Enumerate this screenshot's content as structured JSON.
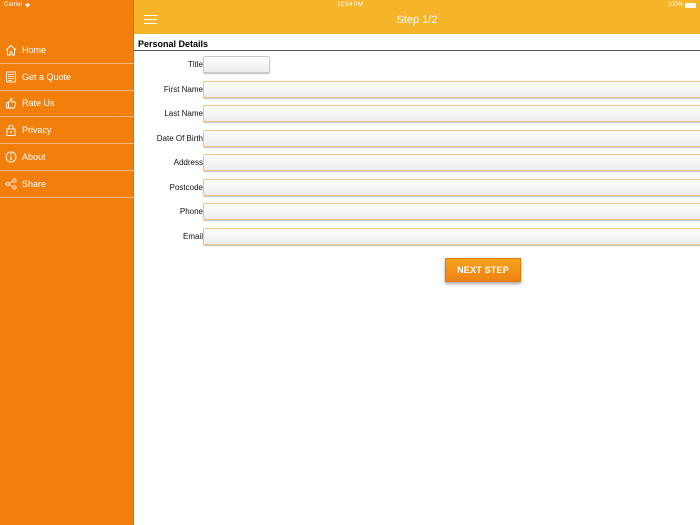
{
  "status_bar": {
    "carrier": "Carrier",
    "time": "12:54 PM",
    "battery": "100%"
  },
  "header": {
    "title": "Step 1/2"
  },
  "sidebar": {
    "items": [
      {
        "label": "Home",
        "icon": "home-icon"
      },
      {
        "label": "Get a Quote",
        "icon": "quote-icon"
      },
      {
        "label": "Rate Us",
        "icon": "thumbs-up-icon"
      },
      {
        "label": "Privacy",
        "icon": "lock-icon"
      },
      {
        "label": "About",
        "icon": "info-icon"
      },
      {
        "label": "Share",
        "icon": "share-icon"
      }
    ]
  },
  "form": {
    "section_title": "Personal Details",
    "fields": [
      {
        "label": "Title",
        "value": ""
      },
      {
        "label": "First Name",
        "value": ""
      },
      {
        "label": "Last Name",
        "value": ""
      },
      {
        "label": "Date Of Birth",
        "value": ""
      },
      {
        "label": "Address",
        "value": ""
      },
      {
        "label": "Postcode",
        "value": ""
      },
      {
        "label": "Phone",
        "value": ""
      },
      {
        "label": "Email",
        "value": ""
      }
    ],
    "next_label": "NEXT STEP"
  },
  "colors": {
    "sidebar": "#f27f0c",
    "header": "#f5b42a",
    "button": "#f39317"
  }
}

= GIVEN PROBLEM =
Where a line in the material contains "icon", copy that line.

= EXERCISE RESULT =
        "icon": "home-icon"
        "icon": "quote-icon"
        "icon": "thumbs-up-icon"
        "icon": "lock-icon"
        "icon": "info-icon"
        "icon": "share-icon"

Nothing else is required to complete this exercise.